(Rows from a dataset)
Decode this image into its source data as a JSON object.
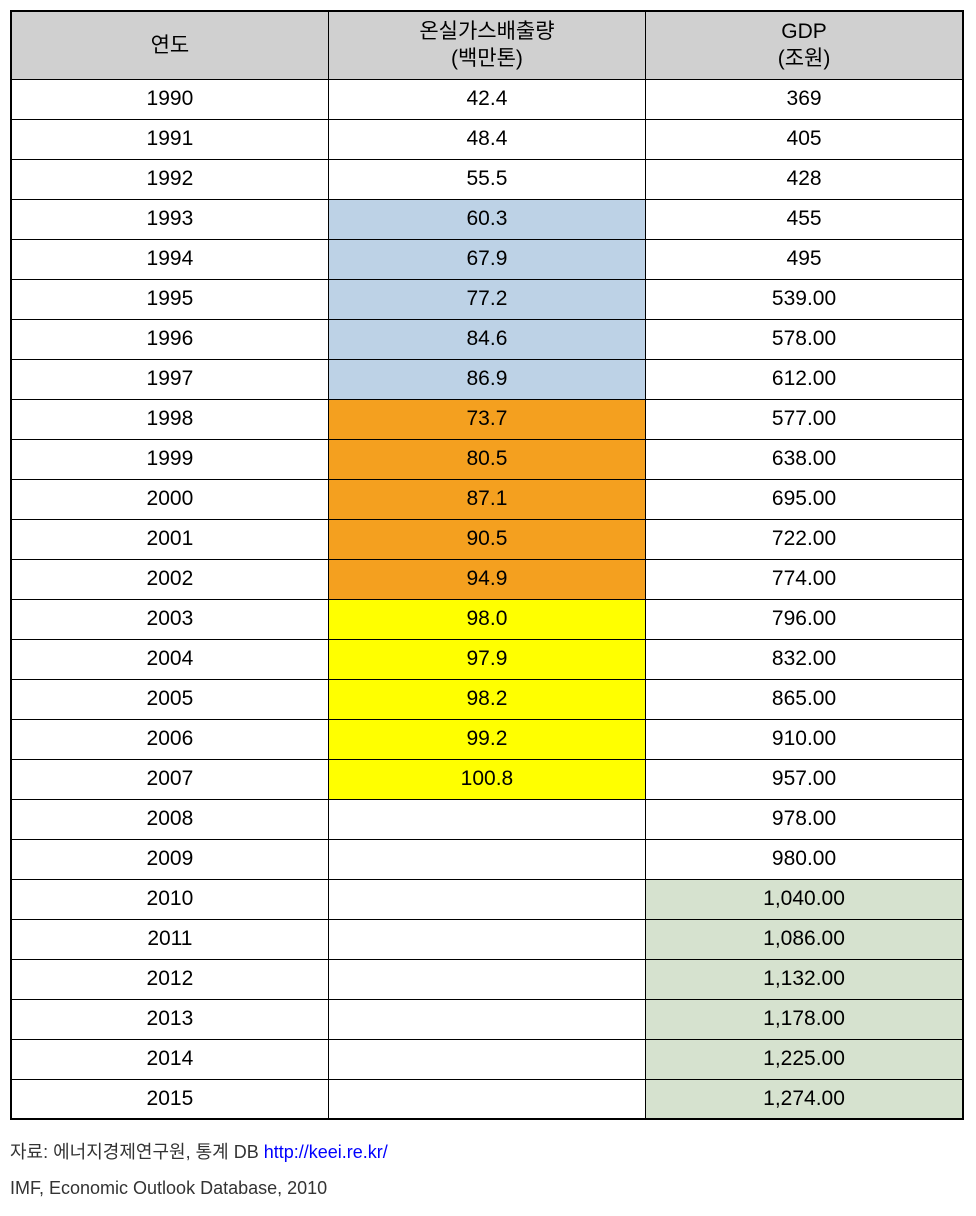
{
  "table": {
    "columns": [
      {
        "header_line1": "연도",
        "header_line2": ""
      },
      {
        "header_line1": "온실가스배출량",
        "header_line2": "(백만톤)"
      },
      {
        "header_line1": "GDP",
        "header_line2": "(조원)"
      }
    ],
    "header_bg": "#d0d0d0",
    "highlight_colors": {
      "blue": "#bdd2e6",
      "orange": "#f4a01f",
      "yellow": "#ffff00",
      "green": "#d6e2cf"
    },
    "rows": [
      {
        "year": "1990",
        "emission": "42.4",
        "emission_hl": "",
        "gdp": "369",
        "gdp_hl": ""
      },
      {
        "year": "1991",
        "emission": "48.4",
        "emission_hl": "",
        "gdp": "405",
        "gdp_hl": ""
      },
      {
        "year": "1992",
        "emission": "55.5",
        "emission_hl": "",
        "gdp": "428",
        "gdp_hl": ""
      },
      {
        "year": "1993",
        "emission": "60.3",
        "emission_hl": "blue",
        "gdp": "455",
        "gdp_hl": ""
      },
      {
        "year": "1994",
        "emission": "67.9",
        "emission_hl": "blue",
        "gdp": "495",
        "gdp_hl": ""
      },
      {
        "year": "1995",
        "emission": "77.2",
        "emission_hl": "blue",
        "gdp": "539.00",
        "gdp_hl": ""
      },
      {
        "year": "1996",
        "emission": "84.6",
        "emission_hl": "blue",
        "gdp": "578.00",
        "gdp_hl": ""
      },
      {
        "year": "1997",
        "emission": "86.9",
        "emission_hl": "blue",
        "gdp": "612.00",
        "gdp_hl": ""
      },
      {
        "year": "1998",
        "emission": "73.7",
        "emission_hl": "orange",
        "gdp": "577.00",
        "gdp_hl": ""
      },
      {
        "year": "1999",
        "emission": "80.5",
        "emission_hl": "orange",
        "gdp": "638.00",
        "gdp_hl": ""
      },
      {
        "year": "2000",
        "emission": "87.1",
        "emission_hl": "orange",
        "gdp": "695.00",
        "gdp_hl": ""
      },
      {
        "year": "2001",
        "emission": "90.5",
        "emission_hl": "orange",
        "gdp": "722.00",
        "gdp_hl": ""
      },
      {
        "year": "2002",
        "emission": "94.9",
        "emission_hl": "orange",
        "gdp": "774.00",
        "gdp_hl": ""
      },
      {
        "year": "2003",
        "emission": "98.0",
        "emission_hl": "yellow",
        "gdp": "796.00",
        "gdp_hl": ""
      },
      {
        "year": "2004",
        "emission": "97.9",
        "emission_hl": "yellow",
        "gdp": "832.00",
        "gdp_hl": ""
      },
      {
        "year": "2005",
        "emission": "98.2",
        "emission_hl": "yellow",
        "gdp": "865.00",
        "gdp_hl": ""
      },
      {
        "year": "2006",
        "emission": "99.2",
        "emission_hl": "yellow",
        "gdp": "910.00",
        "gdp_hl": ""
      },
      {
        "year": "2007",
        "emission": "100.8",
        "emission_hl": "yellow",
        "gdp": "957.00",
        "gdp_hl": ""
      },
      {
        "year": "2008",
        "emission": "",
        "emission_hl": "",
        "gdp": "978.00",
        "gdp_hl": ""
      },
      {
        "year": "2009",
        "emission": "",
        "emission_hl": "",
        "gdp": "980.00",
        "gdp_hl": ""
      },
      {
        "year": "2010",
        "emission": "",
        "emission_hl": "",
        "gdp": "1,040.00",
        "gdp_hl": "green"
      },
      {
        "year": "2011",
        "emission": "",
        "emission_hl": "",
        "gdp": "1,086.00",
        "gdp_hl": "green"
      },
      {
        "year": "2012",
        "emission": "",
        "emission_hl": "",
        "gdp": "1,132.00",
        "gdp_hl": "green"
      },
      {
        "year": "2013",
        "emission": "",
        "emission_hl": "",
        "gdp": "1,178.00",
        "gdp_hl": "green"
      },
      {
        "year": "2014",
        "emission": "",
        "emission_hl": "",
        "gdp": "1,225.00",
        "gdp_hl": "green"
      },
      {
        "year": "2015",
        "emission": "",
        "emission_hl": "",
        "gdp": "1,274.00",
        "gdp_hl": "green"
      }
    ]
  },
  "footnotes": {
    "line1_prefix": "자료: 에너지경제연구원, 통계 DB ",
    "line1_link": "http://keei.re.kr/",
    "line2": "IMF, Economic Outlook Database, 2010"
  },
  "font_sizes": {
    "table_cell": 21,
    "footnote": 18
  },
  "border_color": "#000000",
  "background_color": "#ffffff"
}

• _What you should do_
Your copy should match the records word for word, with the pictures removed.

• _Final answer_
Decode this image into its source data as a JSON object.
{
  "table": {
    "columns": [
      {
        "header_line1": "연도",
        "header_line2": ""
      },
      {
        "header_line1": "온실가스배출량",
        "header_line2": "(백만톤)"
      },
      {
        "header_line1": "GDP",
        "header_line2": "(조원)"
      }
    ],
    "header_bg": "#d0d0d0",
    "highlight_colors": {
      "blue": "#bdd2e6",
      "orange": "#f4a01f",
      "yellow": "#ffff00",
      "green": "#d6e2cf"
    },
    "rows": [
      {
        "year": "1990",
        "emission": "42.4",
        "emission_hl": "",
        "gdp": "369",
        "gdp_hl": ""
      },
      {
        "year": "1991",
        "emission": "48.4",
        "emission_hl": "",
        "gdp": "405",
        "gdp_hl": ""
      },
      {
        "year": "1992",
        "emission": "55.5",
        "emission_hl": "",
        "gdp": "428",
        "gdp_hl": ""
      },
      {
        "year": "1993",
        "emission": "60.3",
        "emission_hl": "blue",
        "gdp": "455",
        "gdp_hl": ""
      },
      {
        "year": "1994",
        "emission": "67.9",
        "emission_hl": "blue",
        "gdp": "495",
        "gdp_hl": ""
      },
      {
        "year": "1995",
        "emission": "77.2",
        "emission_hl": "blue",
        "gdp": "539.00",
        "gdp_hl": ""
      },
      {
        "year": "1996",
        "emission": "84.6",
        "emission_hl": "blue",
        "gdp": "578.00",
        "gdp_hl": ""
      },
      {
        "year": "1997",
        "emission": "86.9",
        "emission_hl": "blue",
        "gdp": "612.00",
        "gdp_hl": ""
      },
      {
        "year": "1998",
        "emission": "73.7",
        "emission_hl": "orange",
        "gdp": "577.00",
        "gdp_hl": ""
      },
      {
        "year": "1999",
        "emission": "80.5",
        "emission_hl": "orange",
        "gdp": "638.00",
        "gdp_hl": ""
      },
      {
        "year": "2000",
        "emission": "87.1",
        "emission_hl": "orange",
        "gdp": "695.00",
        "gdp_hl": ""
      },
      {
        "year": "2001",
        "emission": "90.5",
        "emission_hl": "orange",
        "gdp": "722.00",
        "gdp_hl": ""
      },
      {
        "year": "2002",
        "emission": "94.9",
        "emission_hl": "orange",
        "gdp": "774.00",
        "gdp_hl": ""
      },
      {
        "year": "2003",
        "emission": "98.0",
        "emission_hl": "yellow",
        "gdp": "796.00",
        "gdp_hl": ""
      },
      {
        "year": "2004",
        "emission": "97.9",
        "emission_hl": "yellow",
        "gdp": "832.00",
        "gdp_hl": ""
      },
      {
        "year": "2005",
        "emission": "98.2",
        "emission_hl": "yellow",
        "gdp": "865.00",
        "gdp_hl": ""
      },
      {
        "year": "2006",
        "emission": "99.2",
        "emission_hl": "yellow",
        "gdp": "910.00",
        "gdp_hl": ""
      },
      {
        "year": "2007",
        "emission": "100.8",
        "emission_hl": "yellow",
        "gdp": "957.00",
        "gdp_hl": ""
      },
      {
        "year": "2008",
        "emission": "",
        "emission_hl": "",
        "gdp": "978.00",
        "gdp_hl": ""
      },
      {
        "year": "2009",
        "emission": "",
        "emission_hl": "",
        "gdp": "980.00",
        "gdp_hl": ""
      },
      {
        "year": "2010",
        "emission": "",
        "emission_hl": "",
        "gdp": "1,040.00",
        "gdp_hl": "green"
      },
      {
        "year": "2011",
        "emission": "",
        "emission_hl": "",
        "gdp": "1,086.00",
        "gdp_hl": "green"
      },
      {
        "year": "2012",
        "emission": "",
        "emission_hl": "",
        "gdp": "1,132.00",
        "gdp_hl": "green"
      },
      {
        "year": "2013",
        "emission": "",
        "emission_hl": "",
        "gdp": "1,178.00",
        "gdp_hl": "green"
      },
      {
        "year": "2014",
        "emission": "",
        "emission_hl": "",
        "gdp": "1,225.00",
        "gdp_hl": "green"
      },
      {
        "year": "2015",
        "emission": "",
        "emission_hl": "",
        "gdp": "1,274.00",
        "gdp_hl": "green"
      }
    ]
  },
  "footnotes": {
    "line1_prefix": "자료: 에너지경제연구원, 통계 DB ",
    "line1_link": "http://keei.re.kr/",
    "line2": "IMF, Economic Outlook Database, 2010"
  },
  "font_sizes": {
    "table_cell": 21,
    "footnote": 18
  },
  "border_color": "#000000",
  "background_color": "#ffffff"
}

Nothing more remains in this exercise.